[Raw data]

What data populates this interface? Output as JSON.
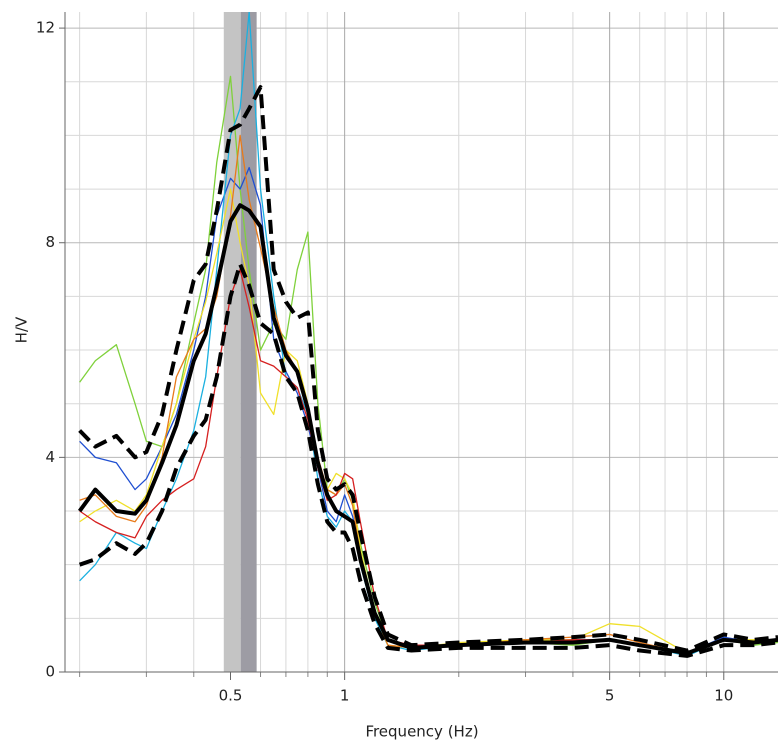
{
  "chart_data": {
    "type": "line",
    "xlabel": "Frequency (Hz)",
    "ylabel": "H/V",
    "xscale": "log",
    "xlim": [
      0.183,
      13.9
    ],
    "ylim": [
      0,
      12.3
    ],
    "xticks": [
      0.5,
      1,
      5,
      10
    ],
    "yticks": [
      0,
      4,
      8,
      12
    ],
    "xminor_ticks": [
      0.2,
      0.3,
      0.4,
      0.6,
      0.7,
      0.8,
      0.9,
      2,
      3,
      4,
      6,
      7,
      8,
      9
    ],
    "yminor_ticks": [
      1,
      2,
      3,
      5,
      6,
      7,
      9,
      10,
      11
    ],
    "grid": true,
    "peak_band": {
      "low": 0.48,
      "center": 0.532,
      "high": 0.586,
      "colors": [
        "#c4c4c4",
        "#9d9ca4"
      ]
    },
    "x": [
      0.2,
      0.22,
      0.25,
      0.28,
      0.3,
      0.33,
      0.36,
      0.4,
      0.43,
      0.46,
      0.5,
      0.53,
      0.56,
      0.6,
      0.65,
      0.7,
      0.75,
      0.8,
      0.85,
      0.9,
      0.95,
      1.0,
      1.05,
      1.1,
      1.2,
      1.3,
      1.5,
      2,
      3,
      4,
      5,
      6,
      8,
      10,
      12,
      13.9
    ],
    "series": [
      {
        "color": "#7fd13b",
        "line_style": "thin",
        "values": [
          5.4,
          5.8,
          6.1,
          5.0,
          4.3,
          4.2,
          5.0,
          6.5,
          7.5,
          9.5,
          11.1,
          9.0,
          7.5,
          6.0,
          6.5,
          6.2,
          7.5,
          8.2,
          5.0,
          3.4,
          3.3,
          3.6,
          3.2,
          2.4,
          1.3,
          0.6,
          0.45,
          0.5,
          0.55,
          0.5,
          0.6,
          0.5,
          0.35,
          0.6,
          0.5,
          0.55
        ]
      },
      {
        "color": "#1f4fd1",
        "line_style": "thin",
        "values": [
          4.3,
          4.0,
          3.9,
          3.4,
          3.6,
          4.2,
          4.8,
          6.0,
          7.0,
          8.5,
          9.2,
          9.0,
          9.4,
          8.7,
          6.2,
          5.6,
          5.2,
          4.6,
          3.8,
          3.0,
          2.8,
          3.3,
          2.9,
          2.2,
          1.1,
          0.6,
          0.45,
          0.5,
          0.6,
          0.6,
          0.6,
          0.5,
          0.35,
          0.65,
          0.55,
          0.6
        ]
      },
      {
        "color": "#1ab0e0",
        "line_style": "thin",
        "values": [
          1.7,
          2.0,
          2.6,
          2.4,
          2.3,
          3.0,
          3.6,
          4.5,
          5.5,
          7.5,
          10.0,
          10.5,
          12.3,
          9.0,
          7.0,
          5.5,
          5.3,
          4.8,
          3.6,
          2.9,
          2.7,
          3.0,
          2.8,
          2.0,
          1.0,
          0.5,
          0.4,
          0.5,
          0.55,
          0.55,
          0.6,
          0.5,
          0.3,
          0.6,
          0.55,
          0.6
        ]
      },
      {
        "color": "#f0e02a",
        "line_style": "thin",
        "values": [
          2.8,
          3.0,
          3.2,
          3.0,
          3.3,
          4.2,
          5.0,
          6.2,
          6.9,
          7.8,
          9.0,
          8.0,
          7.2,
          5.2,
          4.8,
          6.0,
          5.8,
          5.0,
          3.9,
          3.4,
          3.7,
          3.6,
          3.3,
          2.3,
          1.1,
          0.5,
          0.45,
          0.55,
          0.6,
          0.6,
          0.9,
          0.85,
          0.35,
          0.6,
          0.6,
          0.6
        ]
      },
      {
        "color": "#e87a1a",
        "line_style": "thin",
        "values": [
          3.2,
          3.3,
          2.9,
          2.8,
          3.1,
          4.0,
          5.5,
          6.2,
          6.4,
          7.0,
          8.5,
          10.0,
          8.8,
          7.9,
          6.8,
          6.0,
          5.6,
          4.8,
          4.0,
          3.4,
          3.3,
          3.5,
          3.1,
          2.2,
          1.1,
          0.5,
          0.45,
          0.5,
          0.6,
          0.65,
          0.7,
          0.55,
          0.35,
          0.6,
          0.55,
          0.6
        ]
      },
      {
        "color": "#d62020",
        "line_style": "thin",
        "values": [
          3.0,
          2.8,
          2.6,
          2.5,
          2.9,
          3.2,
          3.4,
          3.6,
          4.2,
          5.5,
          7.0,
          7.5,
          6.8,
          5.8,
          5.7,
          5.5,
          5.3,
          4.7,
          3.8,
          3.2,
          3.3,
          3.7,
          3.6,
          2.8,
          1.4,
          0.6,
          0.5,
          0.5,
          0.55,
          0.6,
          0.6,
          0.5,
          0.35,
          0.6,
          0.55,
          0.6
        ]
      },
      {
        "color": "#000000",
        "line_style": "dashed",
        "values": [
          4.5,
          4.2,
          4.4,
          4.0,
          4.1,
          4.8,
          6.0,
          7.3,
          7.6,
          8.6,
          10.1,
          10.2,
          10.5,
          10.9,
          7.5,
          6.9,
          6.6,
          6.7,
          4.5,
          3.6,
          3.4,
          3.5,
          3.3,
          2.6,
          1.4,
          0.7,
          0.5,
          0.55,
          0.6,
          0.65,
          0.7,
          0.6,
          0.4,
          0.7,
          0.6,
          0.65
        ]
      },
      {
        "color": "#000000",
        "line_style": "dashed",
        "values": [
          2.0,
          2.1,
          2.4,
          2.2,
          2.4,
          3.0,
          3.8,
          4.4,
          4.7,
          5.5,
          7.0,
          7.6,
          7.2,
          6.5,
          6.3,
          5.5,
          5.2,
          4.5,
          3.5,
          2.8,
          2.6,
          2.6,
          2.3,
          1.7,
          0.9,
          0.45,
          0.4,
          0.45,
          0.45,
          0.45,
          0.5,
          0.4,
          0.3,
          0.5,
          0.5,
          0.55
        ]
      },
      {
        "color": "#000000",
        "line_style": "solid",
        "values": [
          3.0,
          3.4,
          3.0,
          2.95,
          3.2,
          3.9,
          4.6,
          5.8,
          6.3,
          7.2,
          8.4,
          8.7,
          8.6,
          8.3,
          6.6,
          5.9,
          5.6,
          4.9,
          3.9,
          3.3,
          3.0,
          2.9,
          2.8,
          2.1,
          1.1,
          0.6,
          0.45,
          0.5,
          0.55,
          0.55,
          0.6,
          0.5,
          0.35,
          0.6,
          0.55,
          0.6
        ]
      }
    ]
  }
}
...
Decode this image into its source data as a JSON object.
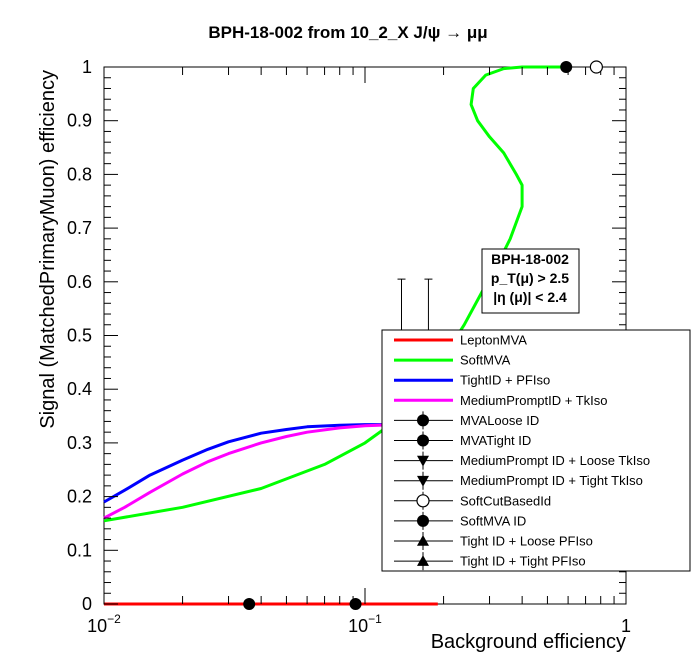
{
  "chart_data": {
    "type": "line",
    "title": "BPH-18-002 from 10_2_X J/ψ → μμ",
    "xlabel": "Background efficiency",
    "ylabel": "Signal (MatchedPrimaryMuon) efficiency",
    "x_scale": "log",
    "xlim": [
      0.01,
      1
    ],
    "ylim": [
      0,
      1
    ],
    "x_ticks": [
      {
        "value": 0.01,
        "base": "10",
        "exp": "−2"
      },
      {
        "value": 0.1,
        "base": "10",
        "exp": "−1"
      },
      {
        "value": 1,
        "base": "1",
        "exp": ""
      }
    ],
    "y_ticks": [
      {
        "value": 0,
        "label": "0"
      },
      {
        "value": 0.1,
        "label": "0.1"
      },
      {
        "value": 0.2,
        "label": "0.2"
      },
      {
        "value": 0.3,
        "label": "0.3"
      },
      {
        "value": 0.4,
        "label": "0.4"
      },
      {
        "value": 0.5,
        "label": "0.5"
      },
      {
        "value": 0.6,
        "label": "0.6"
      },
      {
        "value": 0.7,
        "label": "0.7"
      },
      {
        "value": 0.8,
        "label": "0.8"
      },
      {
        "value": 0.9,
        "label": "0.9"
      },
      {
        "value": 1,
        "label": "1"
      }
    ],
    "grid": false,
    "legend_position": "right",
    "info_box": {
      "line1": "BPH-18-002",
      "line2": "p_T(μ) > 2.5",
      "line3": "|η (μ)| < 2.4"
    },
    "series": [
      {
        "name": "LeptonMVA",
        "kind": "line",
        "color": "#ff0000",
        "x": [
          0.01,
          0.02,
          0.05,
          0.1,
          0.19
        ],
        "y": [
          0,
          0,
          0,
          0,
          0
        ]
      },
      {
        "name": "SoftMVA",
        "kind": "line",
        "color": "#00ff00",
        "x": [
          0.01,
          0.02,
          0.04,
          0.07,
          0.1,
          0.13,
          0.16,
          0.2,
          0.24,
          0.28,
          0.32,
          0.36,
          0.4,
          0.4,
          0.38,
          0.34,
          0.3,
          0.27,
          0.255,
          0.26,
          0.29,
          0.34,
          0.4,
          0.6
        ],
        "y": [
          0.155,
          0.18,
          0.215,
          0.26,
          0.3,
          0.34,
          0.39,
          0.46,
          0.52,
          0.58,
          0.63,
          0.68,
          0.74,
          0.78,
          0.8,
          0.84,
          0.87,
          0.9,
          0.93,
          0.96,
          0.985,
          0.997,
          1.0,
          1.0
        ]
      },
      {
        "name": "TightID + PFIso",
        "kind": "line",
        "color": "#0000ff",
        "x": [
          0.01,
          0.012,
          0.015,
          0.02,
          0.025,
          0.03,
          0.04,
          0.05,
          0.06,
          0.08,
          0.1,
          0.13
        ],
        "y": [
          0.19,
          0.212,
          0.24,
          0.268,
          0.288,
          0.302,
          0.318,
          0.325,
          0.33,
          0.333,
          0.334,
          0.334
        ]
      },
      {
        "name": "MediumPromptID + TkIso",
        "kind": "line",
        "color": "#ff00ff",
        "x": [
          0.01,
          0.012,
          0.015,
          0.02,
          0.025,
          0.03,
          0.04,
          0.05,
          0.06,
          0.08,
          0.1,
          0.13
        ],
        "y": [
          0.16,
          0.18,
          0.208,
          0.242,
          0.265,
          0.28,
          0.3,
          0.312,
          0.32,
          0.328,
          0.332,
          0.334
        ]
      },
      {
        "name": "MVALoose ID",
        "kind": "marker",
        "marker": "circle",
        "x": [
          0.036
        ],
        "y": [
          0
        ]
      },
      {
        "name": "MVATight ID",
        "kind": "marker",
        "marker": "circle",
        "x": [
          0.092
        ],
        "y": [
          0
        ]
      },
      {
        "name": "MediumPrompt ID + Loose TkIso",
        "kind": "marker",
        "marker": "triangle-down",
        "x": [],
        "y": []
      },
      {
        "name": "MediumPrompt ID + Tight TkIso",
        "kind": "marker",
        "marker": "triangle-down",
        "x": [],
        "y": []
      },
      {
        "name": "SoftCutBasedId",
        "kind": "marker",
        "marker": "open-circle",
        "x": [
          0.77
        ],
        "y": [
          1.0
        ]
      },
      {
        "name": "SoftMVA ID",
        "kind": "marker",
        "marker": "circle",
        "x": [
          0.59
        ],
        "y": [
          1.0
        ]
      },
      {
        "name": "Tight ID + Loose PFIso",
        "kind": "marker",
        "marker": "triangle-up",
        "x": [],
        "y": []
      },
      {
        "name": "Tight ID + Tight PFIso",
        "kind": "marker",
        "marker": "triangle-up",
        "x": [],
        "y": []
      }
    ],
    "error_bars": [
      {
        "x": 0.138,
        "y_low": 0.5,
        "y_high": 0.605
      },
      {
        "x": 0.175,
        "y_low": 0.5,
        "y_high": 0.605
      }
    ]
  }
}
* * *
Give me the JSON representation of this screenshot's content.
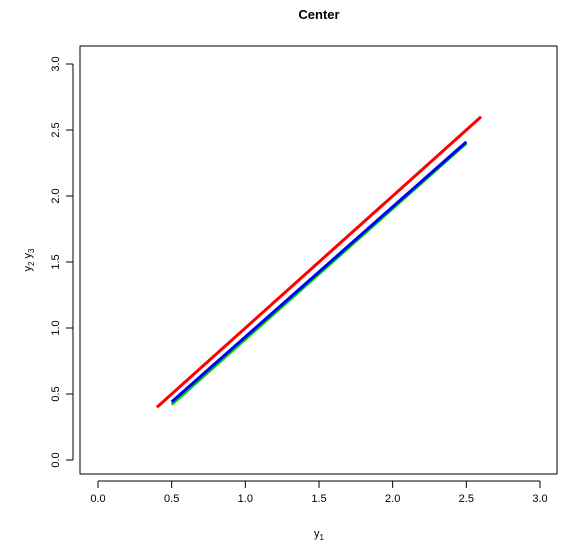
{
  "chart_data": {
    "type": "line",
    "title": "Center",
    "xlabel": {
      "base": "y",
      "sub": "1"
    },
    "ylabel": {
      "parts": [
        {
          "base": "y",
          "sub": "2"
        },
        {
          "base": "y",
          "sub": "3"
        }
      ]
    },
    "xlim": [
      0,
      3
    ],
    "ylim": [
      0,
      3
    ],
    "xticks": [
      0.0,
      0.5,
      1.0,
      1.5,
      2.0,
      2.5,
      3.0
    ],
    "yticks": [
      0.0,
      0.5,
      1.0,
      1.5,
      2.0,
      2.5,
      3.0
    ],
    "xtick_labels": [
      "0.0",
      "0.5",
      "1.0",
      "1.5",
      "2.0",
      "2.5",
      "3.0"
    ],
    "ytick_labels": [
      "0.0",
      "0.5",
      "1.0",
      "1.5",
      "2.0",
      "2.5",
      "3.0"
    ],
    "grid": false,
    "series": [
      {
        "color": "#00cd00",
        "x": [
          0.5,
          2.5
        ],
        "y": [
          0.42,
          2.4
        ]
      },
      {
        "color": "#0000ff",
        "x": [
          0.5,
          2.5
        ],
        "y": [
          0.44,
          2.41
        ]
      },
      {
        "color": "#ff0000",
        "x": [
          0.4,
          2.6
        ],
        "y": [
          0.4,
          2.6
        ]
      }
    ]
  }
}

[What is needed]
Where does the word "efficiency" appear in the listing? List each line that holds it.

[Result of this task]
    "xlabel": "Background efficiency",
    "ylabel": "Signal (MatchedPrimaryMuon) efficiency",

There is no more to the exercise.